**Entries shown:**
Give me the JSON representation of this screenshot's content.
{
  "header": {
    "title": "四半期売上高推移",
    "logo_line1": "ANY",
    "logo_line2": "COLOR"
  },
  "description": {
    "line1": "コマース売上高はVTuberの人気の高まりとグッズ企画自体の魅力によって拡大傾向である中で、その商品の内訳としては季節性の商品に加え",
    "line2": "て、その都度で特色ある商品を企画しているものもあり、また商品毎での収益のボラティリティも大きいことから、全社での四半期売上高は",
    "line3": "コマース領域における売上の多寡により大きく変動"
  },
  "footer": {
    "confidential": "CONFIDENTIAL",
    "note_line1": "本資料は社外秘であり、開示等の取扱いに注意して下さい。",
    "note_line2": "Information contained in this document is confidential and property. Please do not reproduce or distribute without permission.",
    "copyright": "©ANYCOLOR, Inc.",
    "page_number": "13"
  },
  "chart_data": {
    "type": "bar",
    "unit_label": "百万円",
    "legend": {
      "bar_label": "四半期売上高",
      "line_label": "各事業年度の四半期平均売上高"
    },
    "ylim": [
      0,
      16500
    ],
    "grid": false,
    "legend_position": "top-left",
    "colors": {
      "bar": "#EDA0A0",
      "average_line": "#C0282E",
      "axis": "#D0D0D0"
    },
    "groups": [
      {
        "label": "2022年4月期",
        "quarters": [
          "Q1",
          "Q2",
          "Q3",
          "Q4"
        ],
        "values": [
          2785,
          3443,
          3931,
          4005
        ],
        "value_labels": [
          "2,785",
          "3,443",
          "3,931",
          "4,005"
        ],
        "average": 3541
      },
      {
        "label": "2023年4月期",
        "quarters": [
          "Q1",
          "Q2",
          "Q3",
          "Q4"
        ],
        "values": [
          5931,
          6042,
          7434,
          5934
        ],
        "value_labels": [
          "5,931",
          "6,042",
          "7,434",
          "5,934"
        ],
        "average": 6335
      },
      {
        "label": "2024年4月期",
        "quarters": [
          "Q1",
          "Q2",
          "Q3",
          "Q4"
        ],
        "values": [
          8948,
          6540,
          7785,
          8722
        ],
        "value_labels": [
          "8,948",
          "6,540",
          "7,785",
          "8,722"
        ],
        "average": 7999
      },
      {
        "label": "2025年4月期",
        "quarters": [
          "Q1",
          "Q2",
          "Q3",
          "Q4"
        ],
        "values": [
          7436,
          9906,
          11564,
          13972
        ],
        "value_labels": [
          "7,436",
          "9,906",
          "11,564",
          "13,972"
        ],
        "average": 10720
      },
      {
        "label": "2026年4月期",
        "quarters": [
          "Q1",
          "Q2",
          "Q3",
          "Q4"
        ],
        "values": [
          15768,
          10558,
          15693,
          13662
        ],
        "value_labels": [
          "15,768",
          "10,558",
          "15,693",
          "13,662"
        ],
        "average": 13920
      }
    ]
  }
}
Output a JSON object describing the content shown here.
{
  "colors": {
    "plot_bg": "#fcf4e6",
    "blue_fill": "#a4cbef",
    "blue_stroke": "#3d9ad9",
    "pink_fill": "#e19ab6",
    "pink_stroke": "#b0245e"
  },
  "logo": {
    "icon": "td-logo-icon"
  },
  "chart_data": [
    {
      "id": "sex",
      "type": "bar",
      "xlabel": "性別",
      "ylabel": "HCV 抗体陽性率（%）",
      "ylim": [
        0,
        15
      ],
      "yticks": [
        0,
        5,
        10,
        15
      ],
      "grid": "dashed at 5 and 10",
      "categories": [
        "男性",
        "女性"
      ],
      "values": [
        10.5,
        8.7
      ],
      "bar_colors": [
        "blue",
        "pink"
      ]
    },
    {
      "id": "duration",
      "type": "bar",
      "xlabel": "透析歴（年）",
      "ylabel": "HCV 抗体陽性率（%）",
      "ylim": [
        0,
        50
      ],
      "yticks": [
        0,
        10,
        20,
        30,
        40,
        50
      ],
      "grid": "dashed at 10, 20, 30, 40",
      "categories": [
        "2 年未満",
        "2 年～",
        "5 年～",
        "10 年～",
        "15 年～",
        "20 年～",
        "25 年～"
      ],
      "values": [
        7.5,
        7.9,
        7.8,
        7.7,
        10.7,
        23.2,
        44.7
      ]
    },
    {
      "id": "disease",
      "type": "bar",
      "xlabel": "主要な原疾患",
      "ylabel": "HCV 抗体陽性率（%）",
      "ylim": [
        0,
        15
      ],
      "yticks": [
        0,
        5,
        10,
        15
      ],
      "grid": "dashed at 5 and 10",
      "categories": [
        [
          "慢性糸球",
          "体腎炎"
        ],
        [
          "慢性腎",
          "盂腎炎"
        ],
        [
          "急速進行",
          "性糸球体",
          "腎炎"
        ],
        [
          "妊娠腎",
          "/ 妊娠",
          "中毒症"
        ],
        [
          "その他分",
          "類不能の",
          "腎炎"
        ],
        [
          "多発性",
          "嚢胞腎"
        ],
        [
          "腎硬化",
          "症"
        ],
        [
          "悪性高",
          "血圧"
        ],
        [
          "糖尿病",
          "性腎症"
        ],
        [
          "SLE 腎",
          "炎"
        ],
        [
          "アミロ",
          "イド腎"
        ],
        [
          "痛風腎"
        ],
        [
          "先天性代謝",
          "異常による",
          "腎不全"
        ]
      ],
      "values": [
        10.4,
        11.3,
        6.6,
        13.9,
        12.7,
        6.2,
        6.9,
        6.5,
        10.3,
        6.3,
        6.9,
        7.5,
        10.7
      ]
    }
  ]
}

**The task:** The records above are to be copied in full, exactly as written.

**Task output:**
Give me the JSON representation of this screenshot's content.
{
  "header": {
    "title": "四半期売上高推移",
    "logo_line1": "ANY",
    "logo_line2": "COLOR"
  },
  "description": {
    "line1": "コマース売上高はVTuberの人気の高まりとグッズ企画自体の魅力によって拡大傾向である中で、その商品の内訳としては季節性の商品に加え",
    "line2": "て、その都度で特色ある商品を企画しているものもあり、また商品毎での収益のボラティリティも大きいことから、全社での四半期売上高は",
    "line3": "コマース領域における売上の多寡により大きく変動"
  },
  "footer": {
    "confidential": "CONFIDENTIAL",
    "note_line1": "本資料は社外秘であり、開示等の取扱いに注意して下さい。",
    "note_line2": "Information contained in this document is confidential and property. Please do not reproduce or distribute without permission.",
    "copyright": "©ANYCOLOR, Inc.",
    "page_number": "13"
  },
  "chart_data": {
    "type": "bar",
    "unit_label": "百万円",
    "legend": {
      "bar_label": "四半期売上高",
      "line_label": "各事業年度の四半期平均売上高"
    },
    "ylim": [
      0,
      16500
    ],
    "grid": false,
    "legend_position": "top-left",
    "colors": {
      "bar": "#EDA0A0",
      "average_line": "#C0282E",
      "axis": "#D0D0D0"
    },
    "groups": [
      {
        "label": "2022年4月期",
        "quarters": [
          "Q1",
          "Q2",
          "Q3",
          "Q4"
        ],
        "values": [
          2785,
          3443,
          3931,
          4005
        ],
        "value_labels": [
          "2,785",
          "3,443",
          "3,931",
          "4,005"
        ],
        "average": 3541
      },
      {
        "label": "2023年4月期",
        "quarters": [
          "Q1",
          "Q2",
          "Q3",
          "Q4"
        ],
        "values": [
          5931,
          6042,
          7434,
          5934
        ],
        "value_labels": [
          "5,931",
          "6,042",
          "7,434",
          "5,934"
        ],
        "average": 6335
      },
      {
        "label": "2024年4月期",
        "quarters": [
          "Q1",
          "Q2",
          "Q3",
          "Q4"
        ],
        "values": [
          8948,
          6540,
          7785,
          8722
        ],
        "value_labels": [
          "8,948",
          "6,540",
          "7,785",
          "8,722"
        ],
        "average": 7999
      },
      {
        "label": "2025年4月期",
        "quarters": [
          "Q1",
          "Q2",
          "Q3",
          "Q4"
        ],
        "values": [
          7436,
          9906,
          11564,
          13972
        ],
        "value_labels": [
          "7,436",
          "9,906",
          "11,564",
          "13,972"
        ],
        "average": 10720
      },
      {
        "label": "2026年4月期",
        "quarters": [
          "Q1",
          "Q2",
          "Q3",
          "Q4"
        ],
        "values": [
          15768,
          10558,
          15693,
          13662
        ],
        "value_labels": [
          "15,768",
          "10,558",
          "15,693",
          "13,662"
        ],
        "average": 13920
      }
    ]
  }
}
Output a JSON object describing the content shown here.
{
  "colors": {
    "plot_bg": "#fcf4e6",
    "blue_fill": "#a4cbef",
    "blue_stroke": "#3d9ad9",
    "pink_fill": "#e19ab6",
    "pink_stroke": "#b0245e"
  },
  "logo": {
    "icon": "td-logo-icon"
  },
  "chart_data": [
    {
      "id": "sex",
      "type": "bar",
      "xlabel": "性別",
      "ylabel": "HCV 抗体陽性率（%）",
      "ylim": [
        0,
        15
      ],
      "yticks": [
        0,
        5,
        10,
        15
      ],
      "grid": "dashed at 5 and 10",
      "categories": [
        "男性",
        "女性"
      ],
      "values": [
        10.5,
        8.7
      ],
      "bar_colors": [
        "blue",
        "pink"
      ]
    },
    {
      "id": "duration",
      "type": "bar",
      "xlabel": "透析歴（年）",
      "ylabel": "HCV 抗体陽性率（%）",
      "ylim": [
        0,
        50
      ],
      "yticks": [
        0,
        10,
        20,
        30,
        40,
        50
      ],
      "grid": "dashed at 10, 20, 30, 40",
      "categories": [
        "2 年未満",
        "2 年～",
        "5 年～",
        "10 年～",
        "15 年～",
        "20 年～",
        "25 年～"
      ],
      "values": [
        7.5,
        7.9,
        7.8,
        7.7,
        10.7,
        23.2,
        44.7
      ]
    },
    {
      "id": "disease",
      "type": "bar",
      "xlabel": "主要な原疾患",
      "ylabel": "HCV 抗体陽性率（%）",
      "ylim": [
        0,
        15
      ],
      "yticks": [
        0,
        5,
        10,
        15
      ],
      "grid": "dashed at 5 and 10",
      "categories": [
        [
          "慢性糸球",
          "体腎炎"
        ],
        [
          "慢性腎",
          "盂腎炎"
        ],
        [
          "急速進行",
          "性糸球体",
          "腎炎"
        ],
        [
          "妊娠腎",
          "/ 妊娠",
          "中毒症"
        ],
        [
          "その他分",
          "類不能の",
          "腎炎"
        ],
        [
          "多発性",
          "嚢胞腎"
        ],
        [
          "腎硬化",
          "症"
        ],
        [
          "悪性高",
          "血圧"
        ],
        [
          "糖尿病",
          "性腎症"
        ],
        [
          "SLE 腎",
          "炎"
        ],
        [
          "アミロ",
          "イド腎"
        ],
        [
          "痛風腎"
        ],
        [
          "先天性代謝",
          "異常による",
          "腎不全"
        ]
      ],
      "values": [
        10.4,
        11.3,
        6.6,
        13.9,
        12.7,
        6.2,
        6.9,
        6.5,
        10.3,
        6.3,
        6.9,
        7.5,
        10.7
      ]
    }
  ]
}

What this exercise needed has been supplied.